Data entries for graphics:
* * * * *
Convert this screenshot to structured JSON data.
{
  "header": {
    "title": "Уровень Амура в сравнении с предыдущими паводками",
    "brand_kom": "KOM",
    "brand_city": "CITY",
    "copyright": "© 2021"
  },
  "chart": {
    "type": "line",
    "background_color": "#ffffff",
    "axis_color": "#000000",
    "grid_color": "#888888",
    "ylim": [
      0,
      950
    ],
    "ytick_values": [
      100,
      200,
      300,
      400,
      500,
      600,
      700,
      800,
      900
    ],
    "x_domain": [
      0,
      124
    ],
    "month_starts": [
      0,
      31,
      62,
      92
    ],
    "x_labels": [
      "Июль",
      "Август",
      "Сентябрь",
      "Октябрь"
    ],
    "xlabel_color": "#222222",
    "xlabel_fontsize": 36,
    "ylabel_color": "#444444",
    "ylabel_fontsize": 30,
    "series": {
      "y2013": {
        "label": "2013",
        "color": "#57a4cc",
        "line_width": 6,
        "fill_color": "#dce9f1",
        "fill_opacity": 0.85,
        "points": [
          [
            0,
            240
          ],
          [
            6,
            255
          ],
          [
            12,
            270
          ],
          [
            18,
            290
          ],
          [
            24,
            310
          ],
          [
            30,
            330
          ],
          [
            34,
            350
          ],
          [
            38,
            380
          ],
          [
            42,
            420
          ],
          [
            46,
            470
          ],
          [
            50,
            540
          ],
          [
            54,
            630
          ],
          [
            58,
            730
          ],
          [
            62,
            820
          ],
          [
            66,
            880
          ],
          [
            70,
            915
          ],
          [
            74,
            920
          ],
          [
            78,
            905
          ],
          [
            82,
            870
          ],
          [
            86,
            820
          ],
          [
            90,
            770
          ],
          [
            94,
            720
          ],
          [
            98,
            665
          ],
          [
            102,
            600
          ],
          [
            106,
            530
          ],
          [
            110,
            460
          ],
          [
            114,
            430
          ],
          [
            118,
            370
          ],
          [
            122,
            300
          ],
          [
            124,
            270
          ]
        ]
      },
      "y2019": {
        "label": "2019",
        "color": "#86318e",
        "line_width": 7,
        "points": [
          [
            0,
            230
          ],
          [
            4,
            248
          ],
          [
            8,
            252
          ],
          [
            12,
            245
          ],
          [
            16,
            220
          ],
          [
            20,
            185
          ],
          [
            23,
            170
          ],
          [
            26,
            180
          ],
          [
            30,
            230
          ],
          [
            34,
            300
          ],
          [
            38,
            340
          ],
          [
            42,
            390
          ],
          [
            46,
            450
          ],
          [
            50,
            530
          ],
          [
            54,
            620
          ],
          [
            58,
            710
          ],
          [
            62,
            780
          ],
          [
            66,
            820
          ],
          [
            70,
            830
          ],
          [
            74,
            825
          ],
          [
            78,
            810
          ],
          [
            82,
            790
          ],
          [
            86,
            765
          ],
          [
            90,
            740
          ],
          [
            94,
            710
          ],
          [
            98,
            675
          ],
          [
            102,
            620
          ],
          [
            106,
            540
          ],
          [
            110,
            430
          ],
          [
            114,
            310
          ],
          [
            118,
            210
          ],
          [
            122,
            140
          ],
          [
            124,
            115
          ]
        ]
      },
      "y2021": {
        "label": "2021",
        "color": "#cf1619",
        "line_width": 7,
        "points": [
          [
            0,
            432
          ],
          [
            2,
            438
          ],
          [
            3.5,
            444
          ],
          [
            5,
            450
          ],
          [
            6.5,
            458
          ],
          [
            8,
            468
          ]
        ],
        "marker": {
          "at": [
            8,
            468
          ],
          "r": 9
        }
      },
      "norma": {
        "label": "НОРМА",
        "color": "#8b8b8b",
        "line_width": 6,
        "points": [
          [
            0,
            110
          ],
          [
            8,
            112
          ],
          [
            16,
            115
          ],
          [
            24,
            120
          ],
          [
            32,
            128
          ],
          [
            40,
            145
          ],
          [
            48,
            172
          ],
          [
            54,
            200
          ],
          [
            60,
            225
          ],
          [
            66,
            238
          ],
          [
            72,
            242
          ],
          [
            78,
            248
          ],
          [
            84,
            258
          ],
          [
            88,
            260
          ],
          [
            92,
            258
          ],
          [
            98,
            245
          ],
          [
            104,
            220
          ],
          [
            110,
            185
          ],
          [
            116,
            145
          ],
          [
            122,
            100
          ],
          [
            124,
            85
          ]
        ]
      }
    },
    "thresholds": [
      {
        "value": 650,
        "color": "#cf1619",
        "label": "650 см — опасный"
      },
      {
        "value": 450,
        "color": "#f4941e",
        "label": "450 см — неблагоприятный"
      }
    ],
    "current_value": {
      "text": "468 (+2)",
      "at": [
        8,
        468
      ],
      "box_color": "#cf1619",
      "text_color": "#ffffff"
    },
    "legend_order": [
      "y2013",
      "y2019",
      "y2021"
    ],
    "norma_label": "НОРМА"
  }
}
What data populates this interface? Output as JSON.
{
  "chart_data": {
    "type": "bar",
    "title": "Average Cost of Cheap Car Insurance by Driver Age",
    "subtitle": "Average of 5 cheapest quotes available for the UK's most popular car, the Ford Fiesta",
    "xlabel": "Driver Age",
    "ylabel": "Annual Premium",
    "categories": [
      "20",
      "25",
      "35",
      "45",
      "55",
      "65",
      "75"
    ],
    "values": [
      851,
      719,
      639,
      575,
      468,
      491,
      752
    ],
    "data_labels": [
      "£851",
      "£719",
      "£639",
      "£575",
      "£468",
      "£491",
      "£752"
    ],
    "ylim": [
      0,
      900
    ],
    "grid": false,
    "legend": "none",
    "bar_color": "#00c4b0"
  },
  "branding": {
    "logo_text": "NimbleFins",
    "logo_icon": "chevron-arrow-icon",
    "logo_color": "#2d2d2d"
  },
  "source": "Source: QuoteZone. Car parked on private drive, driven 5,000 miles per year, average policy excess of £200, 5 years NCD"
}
* * * * *
Set task:
Using the records above, please retype only the run of lines from the line holding "What data populates" through the last line, both ends included.

Exercise solution:
What data populates this interface? Output as JSON.
{
  "chart_data": {
    "type": "bar",
    "title": "Average Cost of Cheap Car Insurance by Driver Age",
    "subtitle": "Average of 5 cheapest quotes available for the UK's most popular car, the Ford Fiesta",
    "xlabel": "Driver Age",
    "ylabel": "Annual Premium",
    "categories": [
      "20",
      "25",
      "35",
      "45",
      "55",
      "65",
      "75"
    ],
    "values": [
      851,
      719,
      639,
      575,
      468,
      491,
      752
    ],
    "data_labels": [
      "£851",
      "£719",
      "£639",
      "£575",
      "£468",
      "£491",
      "£752"
    ],
    "ylim": [
      0,
      900
    ],
    "grid": false,
    "legend": "none",
    "bar_color": "#00c4b0"
  },
  "branding": {
    "logo_text": "NimbleFins",
    "logo_icon": "chevron-arrow-icon",
    "logo_color": "#2d2d2d"
  },
  "source": "Source: QuoteZone. Car parked on private drive, driven 5,000 miles per year, average policy excess of £200, 5 years NCD"
}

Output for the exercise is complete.